▶ Problem statement:
Take every line where the string "name" appears and copy it.

Records that describe figures

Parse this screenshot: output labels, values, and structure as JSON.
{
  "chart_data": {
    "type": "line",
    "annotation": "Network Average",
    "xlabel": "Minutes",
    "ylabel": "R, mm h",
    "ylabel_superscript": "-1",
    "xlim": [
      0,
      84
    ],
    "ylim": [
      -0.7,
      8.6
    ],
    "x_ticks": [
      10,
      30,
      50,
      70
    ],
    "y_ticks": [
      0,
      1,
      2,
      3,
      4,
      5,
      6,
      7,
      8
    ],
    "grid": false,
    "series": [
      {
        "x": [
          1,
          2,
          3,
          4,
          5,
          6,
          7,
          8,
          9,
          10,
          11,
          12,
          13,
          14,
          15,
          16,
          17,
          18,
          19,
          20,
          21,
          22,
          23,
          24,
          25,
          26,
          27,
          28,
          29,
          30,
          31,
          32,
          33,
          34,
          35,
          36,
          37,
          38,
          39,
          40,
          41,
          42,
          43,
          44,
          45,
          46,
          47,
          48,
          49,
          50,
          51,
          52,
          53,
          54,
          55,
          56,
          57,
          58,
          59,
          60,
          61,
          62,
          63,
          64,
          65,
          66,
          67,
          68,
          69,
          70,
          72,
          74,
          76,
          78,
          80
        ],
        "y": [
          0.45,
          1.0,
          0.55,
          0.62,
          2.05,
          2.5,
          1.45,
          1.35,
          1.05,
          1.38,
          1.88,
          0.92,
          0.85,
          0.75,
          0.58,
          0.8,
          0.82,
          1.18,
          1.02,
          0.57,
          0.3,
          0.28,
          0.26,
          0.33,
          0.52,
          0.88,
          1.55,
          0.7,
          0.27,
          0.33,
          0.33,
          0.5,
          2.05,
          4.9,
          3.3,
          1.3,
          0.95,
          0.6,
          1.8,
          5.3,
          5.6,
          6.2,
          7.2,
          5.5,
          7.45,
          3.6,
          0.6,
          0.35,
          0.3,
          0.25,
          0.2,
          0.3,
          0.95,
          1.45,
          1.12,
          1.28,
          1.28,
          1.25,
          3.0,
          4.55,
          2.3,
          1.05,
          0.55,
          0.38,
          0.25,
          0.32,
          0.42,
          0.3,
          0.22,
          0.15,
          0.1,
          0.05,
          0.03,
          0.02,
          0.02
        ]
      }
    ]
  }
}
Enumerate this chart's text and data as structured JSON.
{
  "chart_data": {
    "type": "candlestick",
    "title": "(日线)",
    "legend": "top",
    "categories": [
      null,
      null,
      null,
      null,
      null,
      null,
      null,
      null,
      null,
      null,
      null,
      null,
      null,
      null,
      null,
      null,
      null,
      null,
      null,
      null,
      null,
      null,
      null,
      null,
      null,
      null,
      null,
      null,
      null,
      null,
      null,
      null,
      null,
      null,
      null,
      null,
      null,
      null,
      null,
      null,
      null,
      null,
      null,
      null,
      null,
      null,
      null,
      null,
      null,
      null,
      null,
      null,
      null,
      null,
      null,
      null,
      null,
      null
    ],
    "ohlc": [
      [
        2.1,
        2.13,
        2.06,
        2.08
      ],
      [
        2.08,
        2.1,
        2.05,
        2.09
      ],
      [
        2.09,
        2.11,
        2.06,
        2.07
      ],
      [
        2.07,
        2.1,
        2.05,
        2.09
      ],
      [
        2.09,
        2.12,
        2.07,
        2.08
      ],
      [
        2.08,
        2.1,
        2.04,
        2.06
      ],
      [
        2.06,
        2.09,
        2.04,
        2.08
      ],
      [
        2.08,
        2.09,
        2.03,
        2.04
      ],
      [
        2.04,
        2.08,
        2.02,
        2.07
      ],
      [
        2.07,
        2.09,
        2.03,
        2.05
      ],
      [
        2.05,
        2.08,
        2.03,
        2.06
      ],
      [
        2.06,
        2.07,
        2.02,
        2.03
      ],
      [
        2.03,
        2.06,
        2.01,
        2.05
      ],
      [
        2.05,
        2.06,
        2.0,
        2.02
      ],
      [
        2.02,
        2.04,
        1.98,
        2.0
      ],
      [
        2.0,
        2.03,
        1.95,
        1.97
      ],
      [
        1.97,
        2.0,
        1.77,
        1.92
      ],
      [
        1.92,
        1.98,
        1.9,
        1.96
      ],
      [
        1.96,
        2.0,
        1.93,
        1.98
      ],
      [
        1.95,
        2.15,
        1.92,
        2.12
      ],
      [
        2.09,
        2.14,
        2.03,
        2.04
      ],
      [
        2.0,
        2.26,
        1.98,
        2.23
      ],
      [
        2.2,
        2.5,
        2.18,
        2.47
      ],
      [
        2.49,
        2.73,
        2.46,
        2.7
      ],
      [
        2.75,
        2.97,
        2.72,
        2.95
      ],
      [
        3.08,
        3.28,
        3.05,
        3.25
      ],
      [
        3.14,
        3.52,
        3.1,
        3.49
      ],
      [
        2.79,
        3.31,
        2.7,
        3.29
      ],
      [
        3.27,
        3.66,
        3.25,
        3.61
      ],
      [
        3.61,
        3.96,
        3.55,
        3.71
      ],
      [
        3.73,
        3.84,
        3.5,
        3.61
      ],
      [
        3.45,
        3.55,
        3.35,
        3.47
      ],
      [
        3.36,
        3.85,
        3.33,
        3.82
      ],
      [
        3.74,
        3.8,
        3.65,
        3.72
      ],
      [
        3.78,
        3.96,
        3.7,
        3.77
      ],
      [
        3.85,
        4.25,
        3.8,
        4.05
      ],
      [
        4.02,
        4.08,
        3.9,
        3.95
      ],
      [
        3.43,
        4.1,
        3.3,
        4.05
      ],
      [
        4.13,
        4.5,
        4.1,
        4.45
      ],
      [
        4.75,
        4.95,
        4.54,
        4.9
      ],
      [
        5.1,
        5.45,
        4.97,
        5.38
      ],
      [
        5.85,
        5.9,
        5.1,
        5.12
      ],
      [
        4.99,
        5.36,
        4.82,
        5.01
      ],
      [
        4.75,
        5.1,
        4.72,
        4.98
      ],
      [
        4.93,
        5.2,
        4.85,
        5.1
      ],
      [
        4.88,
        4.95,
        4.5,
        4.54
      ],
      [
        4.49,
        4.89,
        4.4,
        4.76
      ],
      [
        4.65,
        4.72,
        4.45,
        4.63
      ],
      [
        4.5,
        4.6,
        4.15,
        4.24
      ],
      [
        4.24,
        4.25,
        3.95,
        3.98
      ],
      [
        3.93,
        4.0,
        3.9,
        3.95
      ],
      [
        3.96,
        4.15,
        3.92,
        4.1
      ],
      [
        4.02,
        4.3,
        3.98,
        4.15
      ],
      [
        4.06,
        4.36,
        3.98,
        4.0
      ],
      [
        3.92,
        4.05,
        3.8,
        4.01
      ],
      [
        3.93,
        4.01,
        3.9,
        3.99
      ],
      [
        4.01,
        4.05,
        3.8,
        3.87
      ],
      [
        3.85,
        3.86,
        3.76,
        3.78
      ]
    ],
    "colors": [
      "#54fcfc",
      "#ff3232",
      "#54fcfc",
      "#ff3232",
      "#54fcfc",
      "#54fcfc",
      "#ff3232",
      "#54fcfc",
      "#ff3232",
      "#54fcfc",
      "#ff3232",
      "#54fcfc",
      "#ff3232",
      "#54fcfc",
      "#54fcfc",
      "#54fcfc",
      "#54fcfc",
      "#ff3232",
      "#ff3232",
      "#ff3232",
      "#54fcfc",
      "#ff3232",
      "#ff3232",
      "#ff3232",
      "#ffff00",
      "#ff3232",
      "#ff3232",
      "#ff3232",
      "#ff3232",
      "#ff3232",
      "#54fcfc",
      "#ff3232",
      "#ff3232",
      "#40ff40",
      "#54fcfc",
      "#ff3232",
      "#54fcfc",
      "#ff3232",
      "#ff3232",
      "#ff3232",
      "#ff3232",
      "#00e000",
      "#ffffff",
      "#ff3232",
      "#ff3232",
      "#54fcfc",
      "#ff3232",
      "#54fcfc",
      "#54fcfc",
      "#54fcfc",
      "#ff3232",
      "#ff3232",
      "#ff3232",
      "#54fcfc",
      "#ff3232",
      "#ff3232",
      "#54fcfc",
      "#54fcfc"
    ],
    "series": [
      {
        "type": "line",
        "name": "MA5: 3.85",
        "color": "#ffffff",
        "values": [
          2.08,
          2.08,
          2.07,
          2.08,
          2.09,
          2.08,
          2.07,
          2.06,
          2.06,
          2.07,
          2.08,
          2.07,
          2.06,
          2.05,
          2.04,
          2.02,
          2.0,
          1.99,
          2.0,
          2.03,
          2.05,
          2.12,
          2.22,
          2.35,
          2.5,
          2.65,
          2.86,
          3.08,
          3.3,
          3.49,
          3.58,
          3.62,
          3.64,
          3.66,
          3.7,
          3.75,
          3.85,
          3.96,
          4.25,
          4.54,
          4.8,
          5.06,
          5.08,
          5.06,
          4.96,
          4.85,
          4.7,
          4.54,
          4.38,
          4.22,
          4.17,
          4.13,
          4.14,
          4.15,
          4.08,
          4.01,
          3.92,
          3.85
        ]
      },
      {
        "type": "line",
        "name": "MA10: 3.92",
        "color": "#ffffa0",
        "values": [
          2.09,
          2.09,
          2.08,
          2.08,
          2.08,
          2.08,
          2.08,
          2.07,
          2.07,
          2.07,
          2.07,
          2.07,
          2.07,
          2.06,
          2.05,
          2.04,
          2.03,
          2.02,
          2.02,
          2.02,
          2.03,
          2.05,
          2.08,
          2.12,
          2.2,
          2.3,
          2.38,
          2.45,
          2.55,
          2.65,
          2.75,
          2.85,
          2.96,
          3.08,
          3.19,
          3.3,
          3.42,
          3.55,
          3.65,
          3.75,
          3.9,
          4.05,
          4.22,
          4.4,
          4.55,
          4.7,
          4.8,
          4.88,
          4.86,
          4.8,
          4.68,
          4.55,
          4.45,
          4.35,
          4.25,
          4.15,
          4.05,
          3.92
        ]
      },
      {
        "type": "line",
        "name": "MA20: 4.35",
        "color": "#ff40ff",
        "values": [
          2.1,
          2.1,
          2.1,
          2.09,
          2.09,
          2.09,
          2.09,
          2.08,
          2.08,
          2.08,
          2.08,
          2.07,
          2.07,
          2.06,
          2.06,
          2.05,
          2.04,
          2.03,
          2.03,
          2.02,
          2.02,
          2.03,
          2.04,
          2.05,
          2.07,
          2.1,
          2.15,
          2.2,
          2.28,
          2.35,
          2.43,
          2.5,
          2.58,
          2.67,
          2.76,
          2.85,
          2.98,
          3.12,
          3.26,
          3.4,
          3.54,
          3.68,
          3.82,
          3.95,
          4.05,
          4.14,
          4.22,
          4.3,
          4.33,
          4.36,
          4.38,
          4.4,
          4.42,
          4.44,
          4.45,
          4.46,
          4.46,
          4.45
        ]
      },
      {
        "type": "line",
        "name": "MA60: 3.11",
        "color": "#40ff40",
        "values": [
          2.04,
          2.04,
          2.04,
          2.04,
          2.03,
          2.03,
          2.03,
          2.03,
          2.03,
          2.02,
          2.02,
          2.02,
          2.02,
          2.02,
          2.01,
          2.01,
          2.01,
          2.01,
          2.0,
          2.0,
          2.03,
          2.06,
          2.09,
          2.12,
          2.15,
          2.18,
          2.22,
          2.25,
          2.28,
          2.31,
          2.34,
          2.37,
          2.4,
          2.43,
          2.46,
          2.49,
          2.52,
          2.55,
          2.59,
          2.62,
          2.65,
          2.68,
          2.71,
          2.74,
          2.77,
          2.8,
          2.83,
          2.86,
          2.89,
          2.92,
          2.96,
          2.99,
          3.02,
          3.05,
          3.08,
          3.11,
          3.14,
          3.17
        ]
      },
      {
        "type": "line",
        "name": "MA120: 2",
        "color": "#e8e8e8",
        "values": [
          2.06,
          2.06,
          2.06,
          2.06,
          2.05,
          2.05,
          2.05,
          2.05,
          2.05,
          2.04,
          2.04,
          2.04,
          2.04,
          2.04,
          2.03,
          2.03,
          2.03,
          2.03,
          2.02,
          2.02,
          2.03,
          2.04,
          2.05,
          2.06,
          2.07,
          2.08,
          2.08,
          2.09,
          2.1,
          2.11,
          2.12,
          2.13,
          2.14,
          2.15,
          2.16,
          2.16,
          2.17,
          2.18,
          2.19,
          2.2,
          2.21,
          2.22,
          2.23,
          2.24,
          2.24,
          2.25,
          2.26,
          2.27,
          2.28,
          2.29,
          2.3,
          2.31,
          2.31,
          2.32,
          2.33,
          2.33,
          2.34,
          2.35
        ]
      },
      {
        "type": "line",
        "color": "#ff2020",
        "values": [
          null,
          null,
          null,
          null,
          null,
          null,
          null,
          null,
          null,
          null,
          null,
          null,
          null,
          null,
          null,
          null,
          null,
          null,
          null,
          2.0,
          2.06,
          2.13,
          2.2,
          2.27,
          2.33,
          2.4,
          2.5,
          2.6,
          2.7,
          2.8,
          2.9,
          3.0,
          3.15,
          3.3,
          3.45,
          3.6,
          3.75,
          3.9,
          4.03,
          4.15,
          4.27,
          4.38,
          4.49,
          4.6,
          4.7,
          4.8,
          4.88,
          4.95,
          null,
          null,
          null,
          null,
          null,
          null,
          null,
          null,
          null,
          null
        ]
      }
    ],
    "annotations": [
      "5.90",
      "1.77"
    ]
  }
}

▶ Output for this exercise:
        "name": "MA5: 3.85",
        "name": "MA10: 3.92",
        "name": "MA20: 4.35",
        "name": "MA60: 3.11",
        "name": "MA120: 2",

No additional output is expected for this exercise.